→ THE REQUEST
Extract every record, exactly as written, and ignore the pictures.

======== INPUT ROWS

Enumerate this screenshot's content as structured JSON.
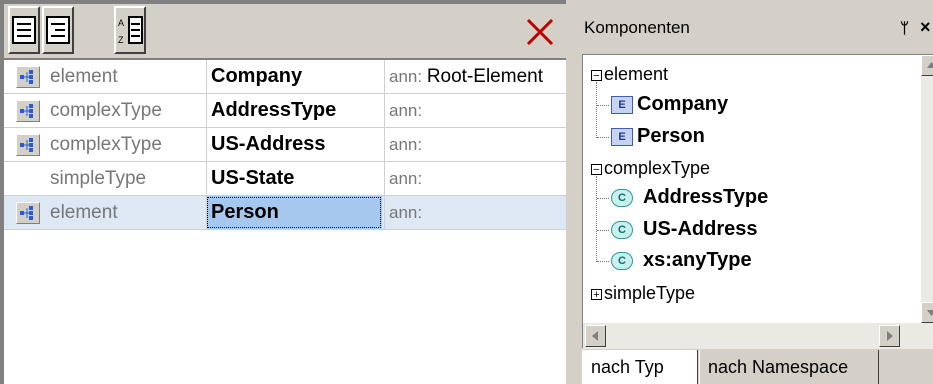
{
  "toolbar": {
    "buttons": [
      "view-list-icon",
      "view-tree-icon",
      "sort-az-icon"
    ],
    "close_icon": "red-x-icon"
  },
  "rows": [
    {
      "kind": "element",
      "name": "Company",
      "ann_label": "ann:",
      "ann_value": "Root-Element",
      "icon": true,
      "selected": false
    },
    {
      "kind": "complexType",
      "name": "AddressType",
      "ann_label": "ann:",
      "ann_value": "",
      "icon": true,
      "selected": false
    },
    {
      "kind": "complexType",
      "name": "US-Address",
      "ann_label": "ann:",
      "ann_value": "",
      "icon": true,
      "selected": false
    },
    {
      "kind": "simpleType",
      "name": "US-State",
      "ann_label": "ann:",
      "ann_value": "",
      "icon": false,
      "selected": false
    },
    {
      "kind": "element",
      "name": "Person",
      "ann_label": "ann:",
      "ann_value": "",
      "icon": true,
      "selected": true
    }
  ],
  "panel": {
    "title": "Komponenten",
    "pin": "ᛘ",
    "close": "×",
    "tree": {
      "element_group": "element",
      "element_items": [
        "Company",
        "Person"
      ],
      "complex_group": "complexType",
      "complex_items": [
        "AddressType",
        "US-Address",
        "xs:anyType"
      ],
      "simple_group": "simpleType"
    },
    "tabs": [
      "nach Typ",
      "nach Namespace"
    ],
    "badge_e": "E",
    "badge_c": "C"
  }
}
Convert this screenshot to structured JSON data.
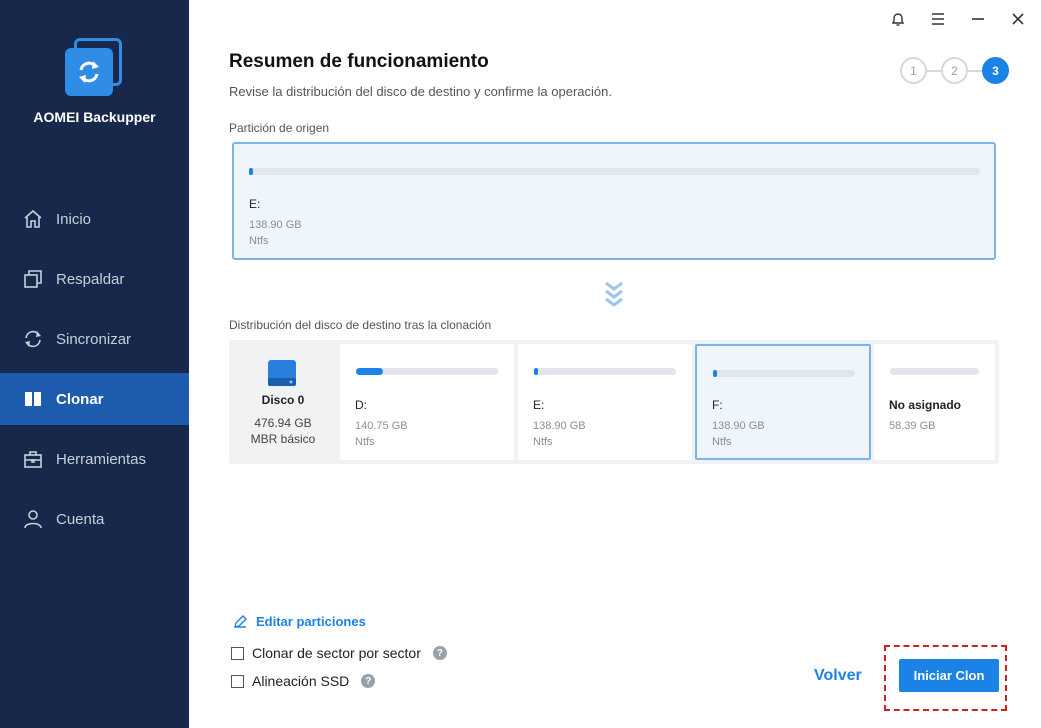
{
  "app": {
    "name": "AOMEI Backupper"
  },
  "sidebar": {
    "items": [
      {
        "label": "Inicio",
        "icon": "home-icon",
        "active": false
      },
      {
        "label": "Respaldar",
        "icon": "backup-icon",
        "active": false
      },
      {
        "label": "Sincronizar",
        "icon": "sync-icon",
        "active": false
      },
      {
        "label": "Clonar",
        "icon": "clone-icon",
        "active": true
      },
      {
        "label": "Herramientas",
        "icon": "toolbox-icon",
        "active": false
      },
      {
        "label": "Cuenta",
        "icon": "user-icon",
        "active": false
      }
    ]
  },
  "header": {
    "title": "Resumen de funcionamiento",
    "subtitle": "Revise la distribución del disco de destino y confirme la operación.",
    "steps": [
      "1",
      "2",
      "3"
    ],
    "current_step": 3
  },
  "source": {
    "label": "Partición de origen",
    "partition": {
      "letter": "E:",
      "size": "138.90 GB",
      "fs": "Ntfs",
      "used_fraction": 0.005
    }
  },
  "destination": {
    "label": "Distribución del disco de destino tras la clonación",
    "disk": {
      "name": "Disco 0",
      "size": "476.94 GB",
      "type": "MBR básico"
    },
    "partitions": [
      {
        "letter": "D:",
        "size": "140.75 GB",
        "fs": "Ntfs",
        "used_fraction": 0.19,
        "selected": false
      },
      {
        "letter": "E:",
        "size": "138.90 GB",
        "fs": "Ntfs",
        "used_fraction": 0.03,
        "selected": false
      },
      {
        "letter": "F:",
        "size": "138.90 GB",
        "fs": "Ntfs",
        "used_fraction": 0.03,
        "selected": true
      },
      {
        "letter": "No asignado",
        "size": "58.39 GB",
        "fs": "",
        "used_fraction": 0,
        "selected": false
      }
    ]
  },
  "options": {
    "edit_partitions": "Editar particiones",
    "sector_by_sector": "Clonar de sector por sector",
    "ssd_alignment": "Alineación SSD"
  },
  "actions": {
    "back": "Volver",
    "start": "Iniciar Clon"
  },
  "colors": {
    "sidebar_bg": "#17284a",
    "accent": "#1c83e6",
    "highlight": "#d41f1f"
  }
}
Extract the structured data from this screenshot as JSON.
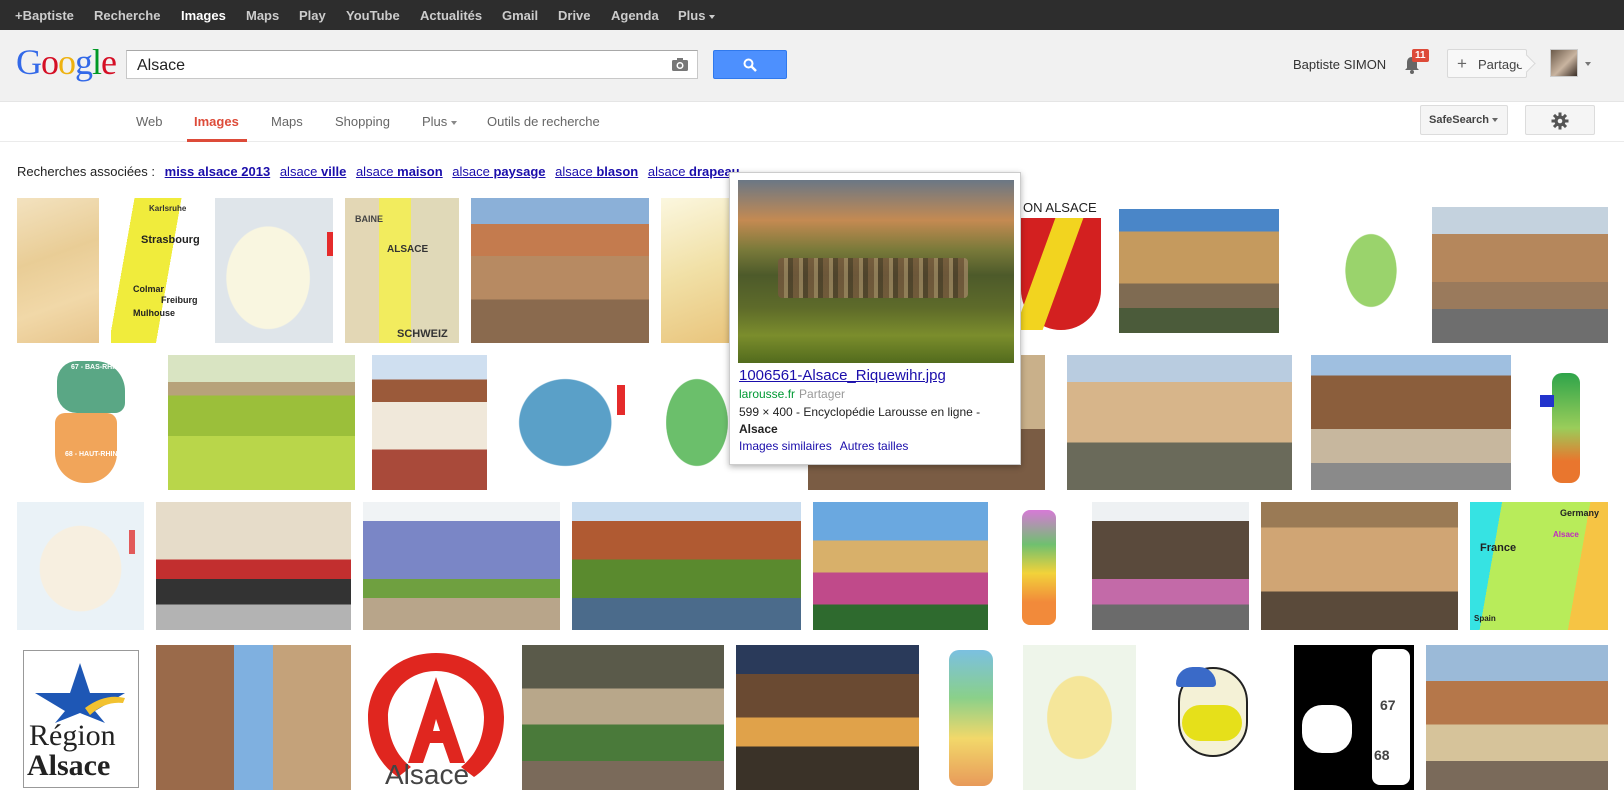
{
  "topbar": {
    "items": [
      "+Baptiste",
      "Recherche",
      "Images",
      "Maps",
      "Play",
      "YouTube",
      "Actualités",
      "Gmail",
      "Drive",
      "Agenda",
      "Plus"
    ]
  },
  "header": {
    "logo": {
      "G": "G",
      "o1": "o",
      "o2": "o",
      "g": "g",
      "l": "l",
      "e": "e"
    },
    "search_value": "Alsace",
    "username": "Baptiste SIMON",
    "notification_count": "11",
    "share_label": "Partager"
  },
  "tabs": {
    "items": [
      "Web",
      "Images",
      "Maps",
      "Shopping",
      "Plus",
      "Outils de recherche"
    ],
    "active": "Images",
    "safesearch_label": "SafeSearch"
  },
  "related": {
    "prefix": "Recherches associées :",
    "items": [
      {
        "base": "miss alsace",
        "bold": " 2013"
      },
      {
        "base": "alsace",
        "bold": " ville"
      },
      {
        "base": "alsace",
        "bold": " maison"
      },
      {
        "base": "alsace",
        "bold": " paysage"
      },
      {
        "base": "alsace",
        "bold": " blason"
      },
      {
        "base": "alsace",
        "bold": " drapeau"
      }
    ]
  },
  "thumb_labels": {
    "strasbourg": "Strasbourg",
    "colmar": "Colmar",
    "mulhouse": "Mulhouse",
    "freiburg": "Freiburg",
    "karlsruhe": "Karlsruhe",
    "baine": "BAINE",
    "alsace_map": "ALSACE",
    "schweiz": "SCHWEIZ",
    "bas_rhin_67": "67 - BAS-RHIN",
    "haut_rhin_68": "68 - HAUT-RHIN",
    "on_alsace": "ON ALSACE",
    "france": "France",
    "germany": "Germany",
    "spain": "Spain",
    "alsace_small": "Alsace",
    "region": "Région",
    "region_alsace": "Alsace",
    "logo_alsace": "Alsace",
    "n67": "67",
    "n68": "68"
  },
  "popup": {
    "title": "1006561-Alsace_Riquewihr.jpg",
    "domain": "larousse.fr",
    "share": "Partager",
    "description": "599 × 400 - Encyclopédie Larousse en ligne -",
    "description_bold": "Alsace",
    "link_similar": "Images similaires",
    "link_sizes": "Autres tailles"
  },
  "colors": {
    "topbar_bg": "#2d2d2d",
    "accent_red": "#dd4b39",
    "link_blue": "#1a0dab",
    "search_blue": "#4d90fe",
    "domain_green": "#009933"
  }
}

================

→ RESULT
Enumerate this screenshot's content as structured JSON.
{
  "toolbar": {
    "buttons": [
      "view-list-icon",
      "view-tree-icon",
      "sort-az-icon"
    ],
    "close_icon": "red-x-icon"
  },
  "rows": [
    {
      "kind": "element",
      "name": "Company",
      "ann_label": "ann:",
      "ann_value": "Root-Element",
      "icon": true,
      "selected": false
    },
    {
      "kind": "complexType",
      "name": "AddressType",
      "ann_label": "ann:",
      "ann_value": "",
      "icon": true,
      "selected": false
    },
    {
      "kind": "complexType",
      "name": "US-Address",
      "ann_label": "ann:",
      "ann_value": "",
      "icon": true,
      "selected": false
    },
    {
      "kind": "simpleType",
      "name": "US-State",
      "ann_label": "ann:",
      "ann_value": "",
      "icon": false,
      "selected": false
    },
    {
      "kind": "element",
      "name": "Person",
      "ann_label": "ann:",
      "ann_value": "",
      "icon": true,
      "selected": true
    }
  ],
  "panel": {
    "title": "Komponenten",
    "pin": "ᛘ",
    "close": "×",
    "tree": {
      "element_group": "element",
      "element_items": [
        "Company",
        "Person"
      ],
      "complex_group": "complexType",
      "complex_items": [
        "AddressType",
        "US-Address",
        "xs:anyType"
      ],
      "simple_group": "simpleType"
    },
    "tabs": [
      "nach Typ",
      "nach Namespace"
    ],
    "badge_e": "E",
    "badge_c": "C"
  }
}
Convert this screenshot to structured JSON data.
{
  "app": {
    "name": "AOMEI Backupper"
  },
  "sidebar": {
    "items": [
      {
        "label": "Inicio",
        "icon": "home-icon",
        "active": false
      },
      {
        "label": "Respaldar",
        "icon": "backup-icon",
        "active": false
      },
      {
        "label": "Sincronizar",
        "icon": "sync-icon",
        "active": false
      },
      {
        "label": "Clonar",
        "icon": "clone-icon",
        "active": true
      },
      {
        "label": "Herramientas",
        "icon": "toolbox-icon",
        "active": false
      },
      {
        "label": "Cuenta",
        "icon": "user-icon",
        "active": false
      }
    ]
  },
  "header": {
    "title": "Resumen de funcionamiento",
    "subtitle": "Revise la distribución del disco de destino y confirme la operación.",
    "steps": [
      "1",
      "2",
      "3"
    ],
    "current_step": 3
  },
  "source": {
    "label": "Partición de origen",
    "partition": {
      "letter": "E:",
      "size": "138.90 GB",
      "fs": "Ntfs",
      "used_fraction": 0.005
    }
  },
  "destination": {
    "label": "Distribución del disco de destino tras la clonación",
    "disk": {
      "name": "Disco 0",
      "size": "476.94 GB",
      "type": "MBR básico"
    },
    "partitions": [
      {
        "letter": "D:",
        "size": "140.75 GB",
        "fs": "Ntfs",
        "used_fraction": 0.19,
        "selected": false
      },
      {
        "letter": "E:",
        "size": "138.90 GB",
        "fs": "Ntfs",
        "used_fraction": 0.03,
        "selected": false
      },
      {
        "letter": "F:",
        "size": "138.90 GB",
        "fs": "Ntfs",
        "used_fraction": 0.03,
        "selected": true
      },
      {
        "letter": "No asignado",
        "size": "58.39 GB",
        "fs": "",
        "used_fraction": 0,
        "selected": false
      }
    ]
  },
  "options": {
    "edit_partitions": "Editar particiones",
    "sector_by_sector": "Clonar de sector por sector",
    "ssd_alignment": "Alineación SSD"
  },
  "actions": {
    "back": "Volver",
    "start": "Iniciar Clon"
  },
  "colors": {
    "sidebar_bg": "#17284a",
    "accent": "#1c83e6",
    "highlight": "#d41f1f"
  }
}
Extract the structured data from this screenshot as JSON.
{
  "topbar": {
    "items": [
      "+Baptiste",
      "Recherche",
      "Images",
      "Maps",
      "Play",
      "YouTube",
      "Actualités",
      "Gmail",
      "Drive",
      "Agenda",
      "Plus"
    ]
  },
  "header": {
    "logo": {
      "G": "G",
      "o1": "o",
      "o2": "o",
      "g": "g",
      "l": "l",
      "e": "e"
    },
    "search_value": "Alsace",
    "username": "Baptiste SIMON",
    "notification_count": "11",
    "share_label": "Partager"
  },
  "tabs": {
    "items": [
      "Web",
      "Images",
      "Maps",
      "Shopping",
      "Plus",
      "Outils de recherche"
    ],
    "active": "Images",
    "safesearch_label": "SafeSearch"
  },
  "related": {
    "prefix": "Recherches associées :",
    "items": [
      {
        "base": "miss alsace",
        "bold": " 2013"
      },
      {
        "base": "alsace",
        "bold": " ville"
      },
      {
        "base": "alsace",
        "bold": " maison"
      },
      {
        "base": "alsace",
        "bold": " paysage"
      },
      {
        "base": "alsace",
        "bold": " blason"
      },
      {
        "base": "alsace",
        "bold": " drapeau"
      }
    ]
  },
  "thumb_labels": {
    "strasbourg": "Strasbourg",
    "colmar": "Colmar",
    "mulhouse": "Mulhouse",
    "freiburg": "Freiburg",
    "karlsruhe": "Karlsruhe",
    "baine": "BAINE",
    "alsace_map": "ALSACE",
    "schweiz": "SCHWEIZ",
    "bas_rhin_67": "67 - BAS-RHIN",
    "haut_rhin_68": "68 - HAUT-RHIN",
    "on_alsace": "ON ALSACE",
    "france": "France",
    "germany": "Germany",
    "spain": "Spain",
    "alsace_small": "Alsace",
    "region": "Région",
    "region_alsace": "Alsace",
    "logo_alsace": "Alsace",
    "n67": "67",
    "n68": "68"
  },
  "popup": {
    "title": "1006561-Alsace_Riquewihr.jpg",
    "domain": "larousse.fr",
    "share": "Partager",
    "description": "599 × 400 - Encyclopédie Larousse en ligne -",
    "description_bold": "Alsace",
    "link_similar": "Images similaires",
    "link_sizes": "Autres tailles"
  },
  "colors": {
    "topbar_bg": "#2d2d2d",
    "accent_red": "#dd4b39",
    "link_blue": "#1a0dab",
    "search_blue": "#4d90fe",
    "domain_green": "#009933"
  }
}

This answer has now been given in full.